====== DATASET RECORDS
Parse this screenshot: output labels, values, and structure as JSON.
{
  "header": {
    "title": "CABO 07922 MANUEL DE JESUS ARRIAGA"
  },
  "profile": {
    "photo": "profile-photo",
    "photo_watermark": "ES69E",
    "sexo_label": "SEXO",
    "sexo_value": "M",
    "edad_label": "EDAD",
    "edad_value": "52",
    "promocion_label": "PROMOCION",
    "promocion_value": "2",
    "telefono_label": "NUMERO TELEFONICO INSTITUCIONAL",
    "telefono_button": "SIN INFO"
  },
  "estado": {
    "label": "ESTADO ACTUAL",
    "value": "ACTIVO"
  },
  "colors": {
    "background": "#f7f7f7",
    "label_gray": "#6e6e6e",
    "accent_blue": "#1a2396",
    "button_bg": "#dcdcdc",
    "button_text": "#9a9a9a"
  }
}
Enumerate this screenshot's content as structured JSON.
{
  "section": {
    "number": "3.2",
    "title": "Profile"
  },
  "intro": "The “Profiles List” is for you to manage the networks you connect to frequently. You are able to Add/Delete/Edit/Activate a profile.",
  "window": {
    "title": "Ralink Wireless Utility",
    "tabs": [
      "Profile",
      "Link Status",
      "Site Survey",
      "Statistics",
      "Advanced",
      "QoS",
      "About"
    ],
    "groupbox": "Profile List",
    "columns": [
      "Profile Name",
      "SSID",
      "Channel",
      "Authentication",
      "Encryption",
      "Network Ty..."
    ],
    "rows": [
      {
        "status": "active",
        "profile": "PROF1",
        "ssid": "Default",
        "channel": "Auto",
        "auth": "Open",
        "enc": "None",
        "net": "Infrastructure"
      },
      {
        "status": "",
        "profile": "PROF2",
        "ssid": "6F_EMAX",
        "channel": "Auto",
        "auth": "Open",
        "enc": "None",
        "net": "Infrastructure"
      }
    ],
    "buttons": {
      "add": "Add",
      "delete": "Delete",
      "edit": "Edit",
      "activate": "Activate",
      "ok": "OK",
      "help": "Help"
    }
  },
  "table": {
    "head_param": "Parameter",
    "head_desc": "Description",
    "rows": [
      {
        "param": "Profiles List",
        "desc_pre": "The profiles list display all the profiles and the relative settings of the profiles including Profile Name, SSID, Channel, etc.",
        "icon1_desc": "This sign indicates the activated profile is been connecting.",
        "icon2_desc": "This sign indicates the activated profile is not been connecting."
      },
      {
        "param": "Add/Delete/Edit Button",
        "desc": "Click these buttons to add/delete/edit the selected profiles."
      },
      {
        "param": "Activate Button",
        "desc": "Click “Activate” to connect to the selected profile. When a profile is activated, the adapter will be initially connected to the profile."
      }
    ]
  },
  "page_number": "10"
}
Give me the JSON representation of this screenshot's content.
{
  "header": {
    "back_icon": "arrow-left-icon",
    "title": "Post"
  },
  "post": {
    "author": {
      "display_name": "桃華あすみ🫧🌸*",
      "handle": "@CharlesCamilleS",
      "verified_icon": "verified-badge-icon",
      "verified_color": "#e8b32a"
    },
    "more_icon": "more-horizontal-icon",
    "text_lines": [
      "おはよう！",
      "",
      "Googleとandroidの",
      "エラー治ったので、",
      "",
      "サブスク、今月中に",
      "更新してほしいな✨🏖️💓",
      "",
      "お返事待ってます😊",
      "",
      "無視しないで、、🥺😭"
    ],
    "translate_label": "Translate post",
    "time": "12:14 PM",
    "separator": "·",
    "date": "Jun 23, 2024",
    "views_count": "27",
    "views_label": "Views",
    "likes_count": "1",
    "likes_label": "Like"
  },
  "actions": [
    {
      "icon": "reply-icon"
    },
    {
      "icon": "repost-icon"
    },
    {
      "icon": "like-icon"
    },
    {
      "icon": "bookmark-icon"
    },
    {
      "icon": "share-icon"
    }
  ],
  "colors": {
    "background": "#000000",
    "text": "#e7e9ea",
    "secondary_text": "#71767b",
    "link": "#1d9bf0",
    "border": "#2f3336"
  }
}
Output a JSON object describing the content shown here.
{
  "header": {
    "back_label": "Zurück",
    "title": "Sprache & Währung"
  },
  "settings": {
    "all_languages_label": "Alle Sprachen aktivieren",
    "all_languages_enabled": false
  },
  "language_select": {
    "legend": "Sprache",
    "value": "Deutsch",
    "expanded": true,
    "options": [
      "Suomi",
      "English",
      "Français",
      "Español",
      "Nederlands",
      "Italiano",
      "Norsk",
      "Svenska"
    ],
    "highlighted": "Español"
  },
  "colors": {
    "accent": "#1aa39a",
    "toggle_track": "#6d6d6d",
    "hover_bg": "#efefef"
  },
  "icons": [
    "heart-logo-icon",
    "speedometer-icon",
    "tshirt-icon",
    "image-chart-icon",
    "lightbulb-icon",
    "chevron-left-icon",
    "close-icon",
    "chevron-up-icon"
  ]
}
============
* **TASK BRIEF**
Copy the material above back out, exactly as written.

* **THE REPLY**
Parse this screenshot: output labels, values, and structure as JSON.
{
  "header": {
    "title": "CABO 07922 MANUEL DE JESUS ARRIAGA"
  },
  "profile": {
    "photo": "profile-photo",
    "photo_watermark": "ES69E",
    "sexo_label": "SEXO",
    "sexo_value": "M",
    "edad_label": "EDAD",
    "edad_value": "52",
    "promocion_label": "PROMOCION",
    "promocion_value": "2",
    "telefono_label": "NUMERO TELEFONICO INSTITUCIONAL",
    "telefono_button": "SIN INFO"
  },
  "estado": {
    "label": "ESTADO ACTUAL",
    "value": "ACTIVO"
  },
  "colors": {
    "background": "#f7f7f7",
    "label_gray": "#6e6e6e",
    "accent_blue": "#1a2396",
    "button_bg": "#dcdcdc",
    "button_text": "#9a9a9a"
  }
}
Enumerate this screenshot's content as structured JSON.
{
  "section": {
    "number": "3.2",
    "title": "Profile"
  },
  "intro": "The “Profiles List” is for you to manage the networks you connect to frequently. You are able to Add/Delete/Edit/Activate a profile.",
  "window": {
    "title": "Ralink Wireless Utility",
    "tabs": [
      "Profile",
      "Link Status",
      "Site Survey",
      "Statistics",
      "Advanced",
      "QoS",
      "About"
    ],
    "groupbox": "Profile List",
    "columns": [
      "Profile Name",
      "SSID",
      "Channel",
      "Authentication",
      "Encryption",
      "Network Ty..."
    ],
    "rows": [
      {
        "status": "active",
        "profile": "PROF1",
        "ssid": "Default",
        "channel": "Auto",
        "auth": "Open",
        "enc": "None",
        "net": "Infrastructure"
      },
      {
        "status": "",
        "profile": "PROF2",
        "ssid": "6F_EMAX",
        "channel": "Auto",
        "auth": "Open",
        "enc": "None",
        "net": "Infrastructure"
      }
    ],
    "buttons": {
      "add": "Add",
      "delete": "Delete",
      "edit": "Edit",
      "activate": "Activate",
      "ok": "OK",
      "help": "Help"
    }
  },
  "table": {
    "head_param": "Parameter",
    "head_desc": "Description",
    "rows": [
      {
        "param": "Profiles List",
        "desc_pre": "The profiles list display all the profiles and the relative settings of the profiles including Profile Name, SSID, Channel, etc.",
        "icon1_desc": "This sign indicates the activated profile is been connecting.",
        "icon2_desc": "This sign indicates the activated profile is not been connecting."
      },
      {
        "param": "Add/Delete/Edit Button",
        "desc": "Click these buttons to add/delete/edit the selected profiles."
      },
      {
        "param": "Activate Button",
        "desc": "Click “Activate” to connect to the selected profile. When a profile is activated, the adapter will be initially connected to the profile."
      }
    ]
  },
  "page_number": "10"
}
Give me the JSON representation of this screenshot's content.
{
  "header": {
    "back_icon": "arrow-left-icon",
    "title": "Post"
  },
  "post": {
    "author": {
      "display_name": "桃華あすみ🫧🌸*",
      "handle": "@CharlesCamilleS",
      "verified_icon": "verified-badge-icon",
      "verified_color": "#e8b32a"
    },
    "more_icon": "more-horizontal-icon",
    "text_lines": [
      "おはよう！",
      "",
      "Googleとandroidの",
      "エラー治ったので、",
      "",
      "サブスク、今月中に",
      "更新してほしいな✨🏖️💓",
      "",
      "お返事待ってます😊",
      "",
      "無視しないで、、🥺😭"
    ],
    "translate_label": "Translate post",
    "time": "12:14 PM",
    "separator": "·",
    "date": "Jun 23, 2024",
    "views_count": "27",
    "views_label": "Views",
    "likes_count": "1",
    "likes_label": "Like"
  },
  "actions": [
    {
      "icon": "reply-icon"
    },
    {
      "icon": "repost-icon"
    },
    {
      "icon": "like-icon"
    },
    {
      "icon": "bookmark-icon"
    },
    {
      "icon": "share-icon"
    }
  ],
  "colors": {
    "background": "#000000",
    "text": "#e7e9ea",
    "secondary_text": "#71767b",
    "link": "#1d9bf0",
    "border": "#2f3336"
  }
}
Output a JSON object describing the content shown here.
{
  "header": {
    "back_label": "Zurück",
    "title": "Sprache & Währung"
  },
  "settings": {
    "all_languages_label": "Alle Sprachen aktivieren",
    "all_languages_enabled": false
  },
  "language_select": {
    "legend": "Sprache",
    "value": "Deutsch",
    "expanded": true,
    "options": [
      "Suomi",
      "English",
      "Français",
      "Español",
      "Nederlands",
      "Italiano",
      "Norsk",
      "Svenska"
    ],
    "highlighted": "Español"
  },
  "colors": {
    "accent": "#1aa39a",
    "toggle_track": "#6d6d6d",
    "hover_bg": "#efefef"
  },
  "icons": [
    "heart-logo-icon",
    "speedometer-icon",
    "tshirt-icon",
    "image-chart-icon",
    "lightbulb-icon",
    "chevron-left-icon",
    "close-icon",
    "chevron-up-icon"
  ]
}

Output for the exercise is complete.